--- DATASET EXCERPTS ---

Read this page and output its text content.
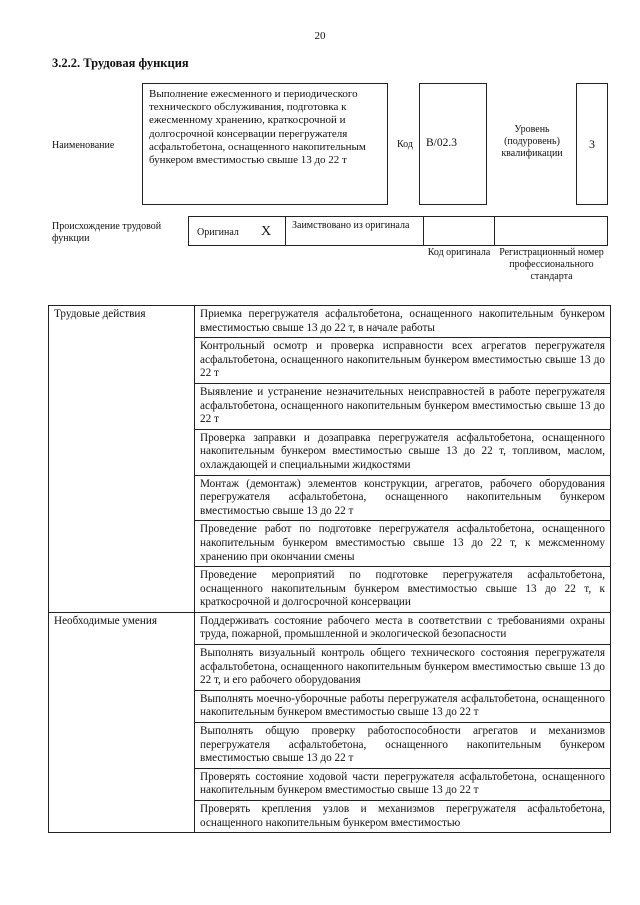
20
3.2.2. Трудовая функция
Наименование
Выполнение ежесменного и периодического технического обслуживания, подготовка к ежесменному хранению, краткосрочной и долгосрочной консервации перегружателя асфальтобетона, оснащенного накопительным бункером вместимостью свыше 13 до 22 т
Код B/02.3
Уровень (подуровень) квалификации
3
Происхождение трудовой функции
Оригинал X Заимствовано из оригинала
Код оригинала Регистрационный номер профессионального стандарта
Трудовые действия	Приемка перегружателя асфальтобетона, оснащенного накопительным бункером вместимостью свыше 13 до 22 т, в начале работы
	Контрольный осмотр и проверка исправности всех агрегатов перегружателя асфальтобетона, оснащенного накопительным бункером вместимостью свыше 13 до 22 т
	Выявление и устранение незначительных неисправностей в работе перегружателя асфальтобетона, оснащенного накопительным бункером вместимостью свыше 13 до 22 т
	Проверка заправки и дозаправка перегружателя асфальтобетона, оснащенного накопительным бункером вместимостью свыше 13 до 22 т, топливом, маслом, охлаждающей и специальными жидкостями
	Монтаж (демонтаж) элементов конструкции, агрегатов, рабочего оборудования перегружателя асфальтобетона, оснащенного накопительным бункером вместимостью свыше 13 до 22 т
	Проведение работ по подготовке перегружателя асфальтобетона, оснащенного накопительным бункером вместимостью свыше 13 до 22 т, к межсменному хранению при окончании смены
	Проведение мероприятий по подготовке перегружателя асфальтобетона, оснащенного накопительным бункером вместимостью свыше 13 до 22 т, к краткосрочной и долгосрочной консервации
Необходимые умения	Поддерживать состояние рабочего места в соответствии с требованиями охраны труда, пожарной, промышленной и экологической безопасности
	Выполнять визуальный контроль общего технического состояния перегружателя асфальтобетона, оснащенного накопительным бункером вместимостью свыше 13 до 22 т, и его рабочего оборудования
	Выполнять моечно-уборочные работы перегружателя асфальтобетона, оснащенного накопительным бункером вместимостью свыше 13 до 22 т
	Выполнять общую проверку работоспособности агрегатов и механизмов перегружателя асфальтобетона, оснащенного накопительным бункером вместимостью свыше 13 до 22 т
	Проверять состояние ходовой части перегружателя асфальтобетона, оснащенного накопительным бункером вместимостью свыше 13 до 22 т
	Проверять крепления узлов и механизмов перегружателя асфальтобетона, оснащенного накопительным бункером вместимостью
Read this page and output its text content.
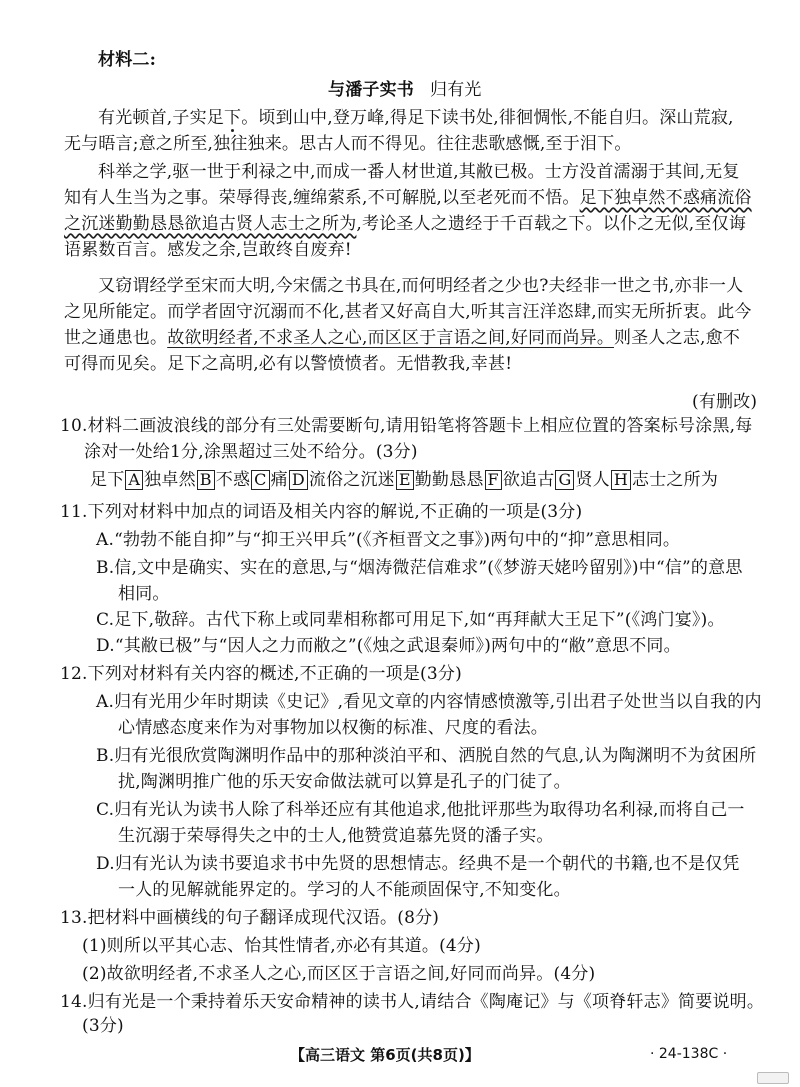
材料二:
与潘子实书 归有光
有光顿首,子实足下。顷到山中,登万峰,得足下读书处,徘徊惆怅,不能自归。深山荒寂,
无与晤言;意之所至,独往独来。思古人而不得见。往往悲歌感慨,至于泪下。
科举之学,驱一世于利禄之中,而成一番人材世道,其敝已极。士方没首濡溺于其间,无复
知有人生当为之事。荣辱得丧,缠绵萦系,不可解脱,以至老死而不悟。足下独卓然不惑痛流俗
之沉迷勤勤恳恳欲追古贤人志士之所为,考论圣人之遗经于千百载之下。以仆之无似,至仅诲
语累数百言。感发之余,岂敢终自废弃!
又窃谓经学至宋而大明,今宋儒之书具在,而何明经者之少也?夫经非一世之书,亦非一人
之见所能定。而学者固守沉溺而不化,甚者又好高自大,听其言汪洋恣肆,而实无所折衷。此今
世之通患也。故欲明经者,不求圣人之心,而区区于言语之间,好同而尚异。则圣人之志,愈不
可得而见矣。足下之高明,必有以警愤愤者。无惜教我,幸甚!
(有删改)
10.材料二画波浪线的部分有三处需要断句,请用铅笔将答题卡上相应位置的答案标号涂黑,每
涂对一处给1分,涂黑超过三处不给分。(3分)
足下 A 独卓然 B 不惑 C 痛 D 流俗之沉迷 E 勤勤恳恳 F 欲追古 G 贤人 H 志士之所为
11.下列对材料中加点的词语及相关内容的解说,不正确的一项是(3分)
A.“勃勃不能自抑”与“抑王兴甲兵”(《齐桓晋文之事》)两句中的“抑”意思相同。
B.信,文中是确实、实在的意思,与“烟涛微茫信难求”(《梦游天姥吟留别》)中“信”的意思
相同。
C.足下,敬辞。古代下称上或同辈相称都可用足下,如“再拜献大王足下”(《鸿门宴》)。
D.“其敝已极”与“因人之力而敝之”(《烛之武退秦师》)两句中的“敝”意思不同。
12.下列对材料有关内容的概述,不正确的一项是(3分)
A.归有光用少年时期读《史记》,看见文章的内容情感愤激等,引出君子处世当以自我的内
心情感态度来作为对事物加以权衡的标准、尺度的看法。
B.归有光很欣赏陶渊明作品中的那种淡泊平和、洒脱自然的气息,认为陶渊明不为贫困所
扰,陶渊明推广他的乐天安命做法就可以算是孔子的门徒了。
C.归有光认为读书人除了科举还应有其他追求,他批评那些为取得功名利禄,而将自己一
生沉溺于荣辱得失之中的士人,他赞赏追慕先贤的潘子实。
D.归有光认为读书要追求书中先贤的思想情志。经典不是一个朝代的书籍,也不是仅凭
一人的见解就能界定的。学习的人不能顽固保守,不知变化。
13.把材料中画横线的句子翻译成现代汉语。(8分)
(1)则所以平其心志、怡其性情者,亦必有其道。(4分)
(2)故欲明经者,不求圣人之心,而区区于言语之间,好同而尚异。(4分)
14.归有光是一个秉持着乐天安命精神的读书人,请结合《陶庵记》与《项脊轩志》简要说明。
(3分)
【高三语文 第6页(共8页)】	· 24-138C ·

---
--- DATASET EXCERPTS ---

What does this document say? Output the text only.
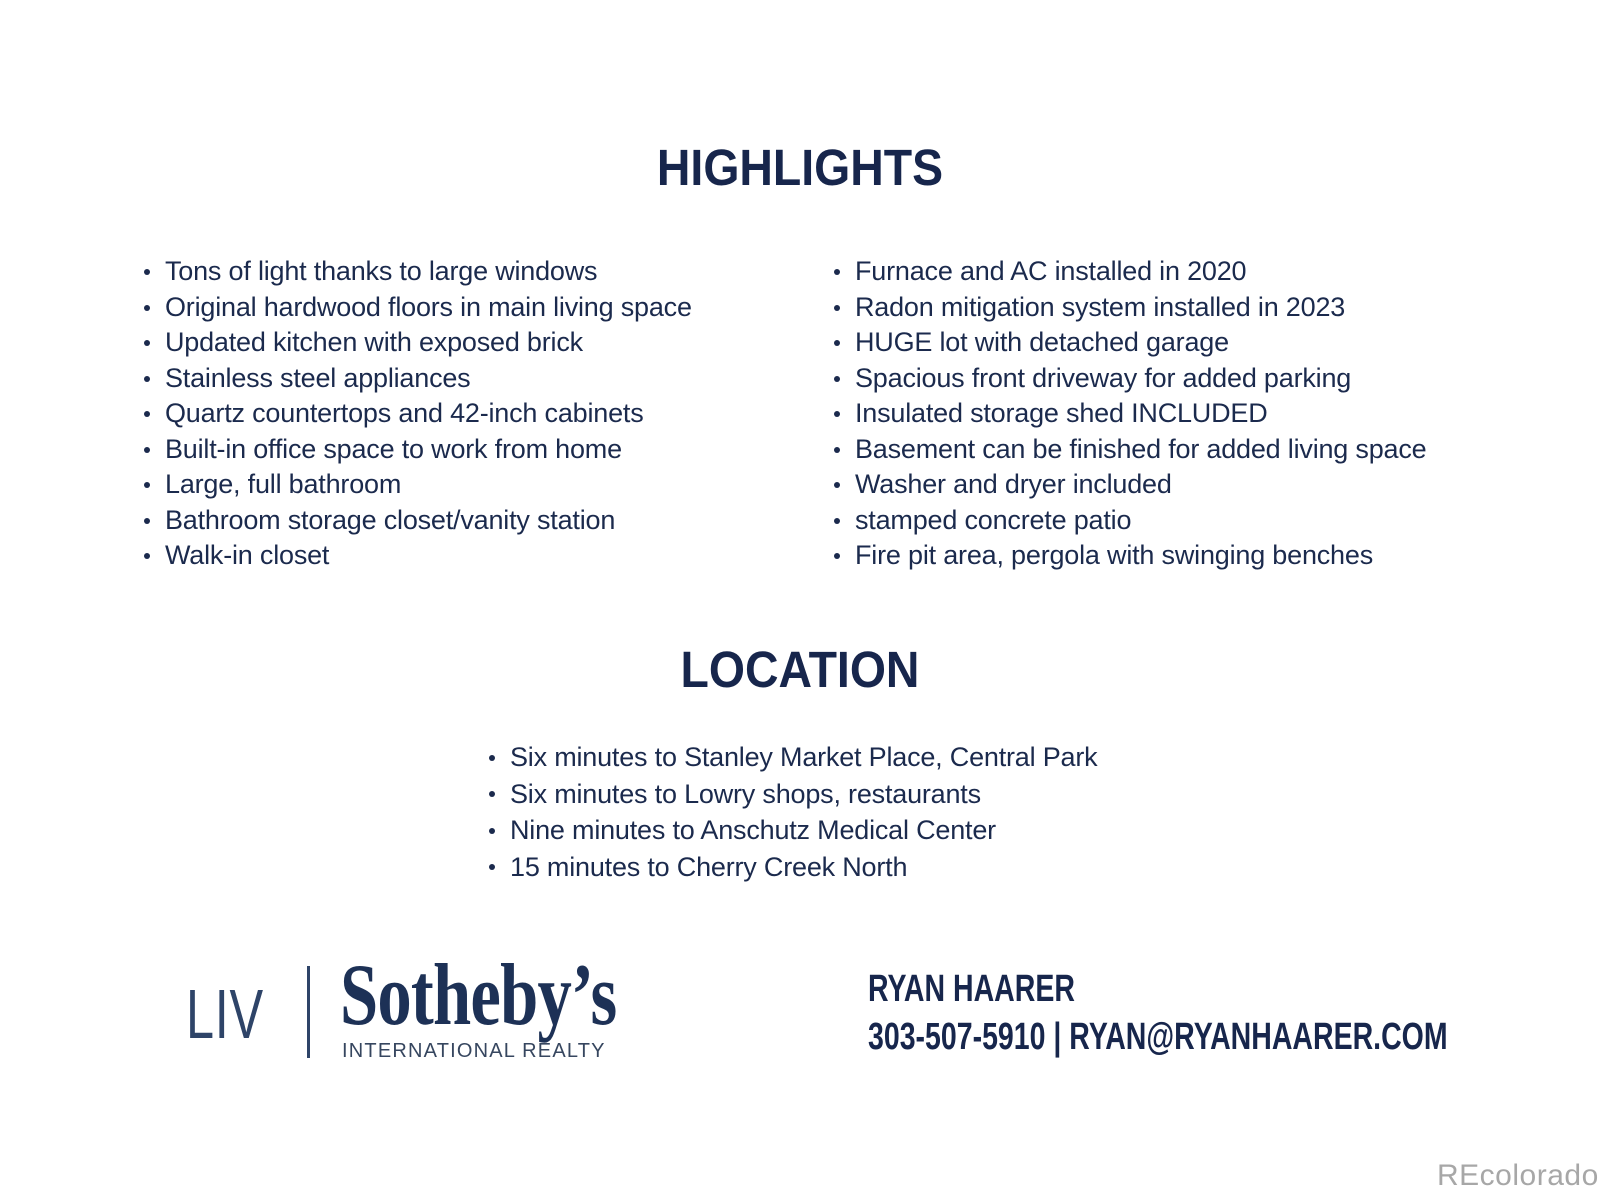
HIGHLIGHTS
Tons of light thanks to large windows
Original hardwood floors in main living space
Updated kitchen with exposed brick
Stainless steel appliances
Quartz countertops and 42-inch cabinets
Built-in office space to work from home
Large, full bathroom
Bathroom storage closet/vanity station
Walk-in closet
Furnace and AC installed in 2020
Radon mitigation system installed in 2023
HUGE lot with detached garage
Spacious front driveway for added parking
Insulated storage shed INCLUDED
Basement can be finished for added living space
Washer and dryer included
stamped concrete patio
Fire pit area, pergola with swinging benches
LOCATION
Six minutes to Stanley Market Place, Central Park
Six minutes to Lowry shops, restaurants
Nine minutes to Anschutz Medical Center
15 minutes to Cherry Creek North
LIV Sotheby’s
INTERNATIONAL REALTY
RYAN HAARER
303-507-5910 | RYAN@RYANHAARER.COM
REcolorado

---
--- DATASET EXCERPTS ---

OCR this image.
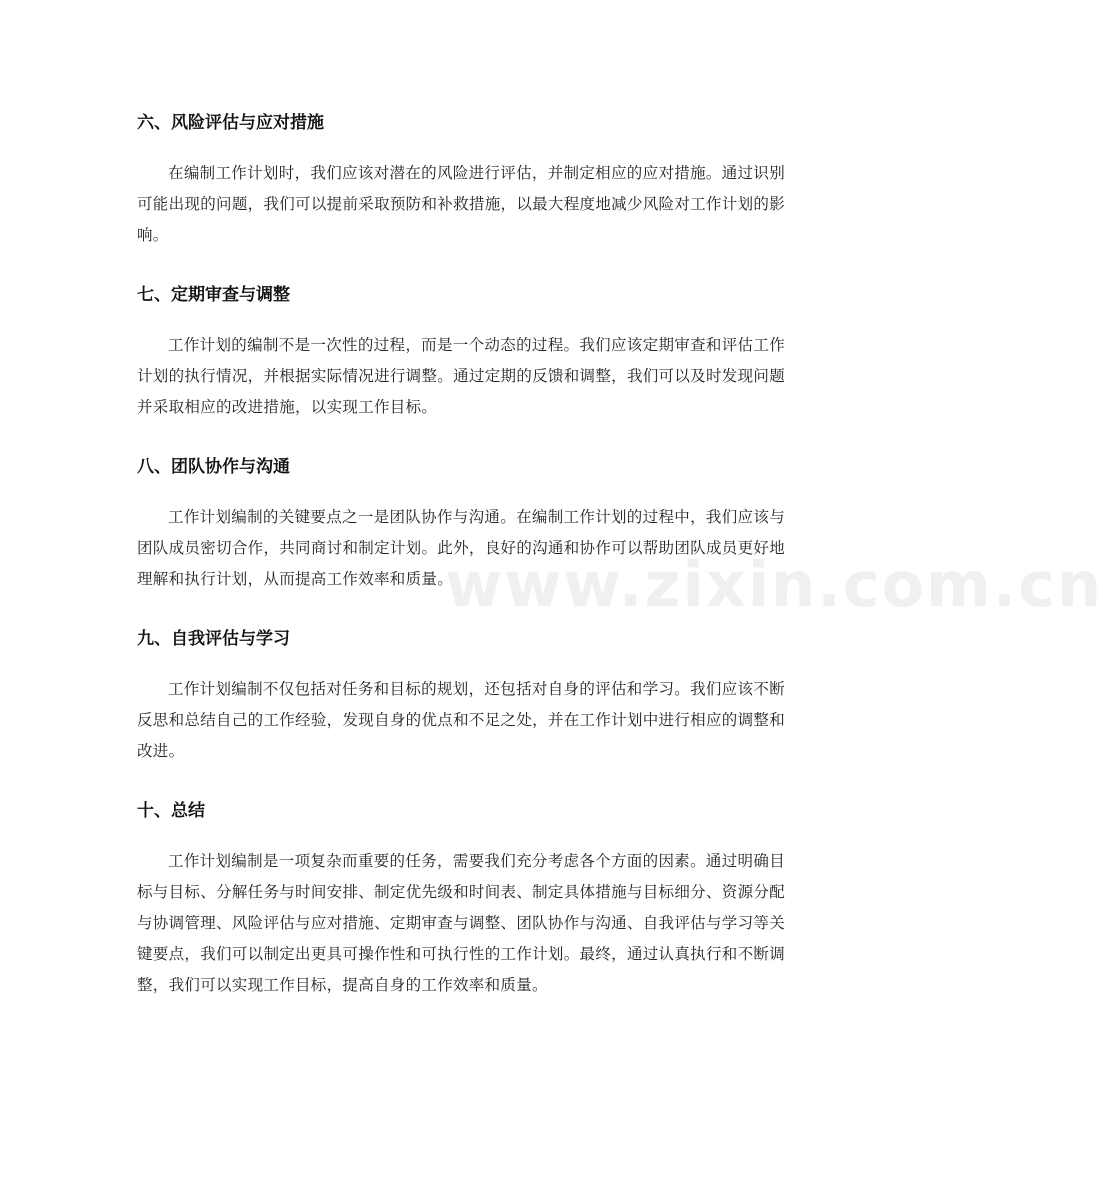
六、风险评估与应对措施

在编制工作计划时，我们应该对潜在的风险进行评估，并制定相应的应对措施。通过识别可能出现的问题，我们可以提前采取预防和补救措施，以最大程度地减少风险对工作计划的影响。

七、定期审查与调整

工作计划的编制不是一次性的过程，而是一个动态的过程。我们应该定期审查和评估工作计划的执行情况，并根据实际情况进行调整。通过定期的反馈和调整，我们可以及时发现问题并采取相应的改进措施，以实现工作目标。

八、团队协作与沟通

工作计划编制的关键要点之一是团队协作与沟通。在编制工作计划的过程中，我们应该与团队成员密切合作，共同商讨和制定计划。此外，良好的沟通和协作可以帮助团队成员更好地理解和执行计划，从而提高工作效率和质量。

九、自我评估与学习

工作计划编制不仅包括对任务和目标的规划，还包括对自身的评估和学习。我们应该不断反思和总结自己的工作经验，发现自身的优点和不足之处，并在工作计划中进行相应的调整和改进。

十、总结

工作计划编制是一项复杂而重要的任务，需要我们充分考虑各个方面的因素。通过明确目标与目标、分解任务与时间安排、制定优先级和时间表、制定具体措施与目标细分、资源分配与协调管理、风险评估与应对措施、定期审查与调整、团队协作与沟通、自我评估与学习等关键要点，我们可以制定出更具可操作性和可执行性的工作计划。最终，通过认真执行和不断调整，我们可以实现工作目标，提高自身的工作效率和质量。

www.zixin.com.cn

---

### WHAT IS NEEDED
Show the lines that mention the word "closet".

### OUTPUT OF THE EXERCISE
Bathroom storage closet/vanity station
Walk-in closet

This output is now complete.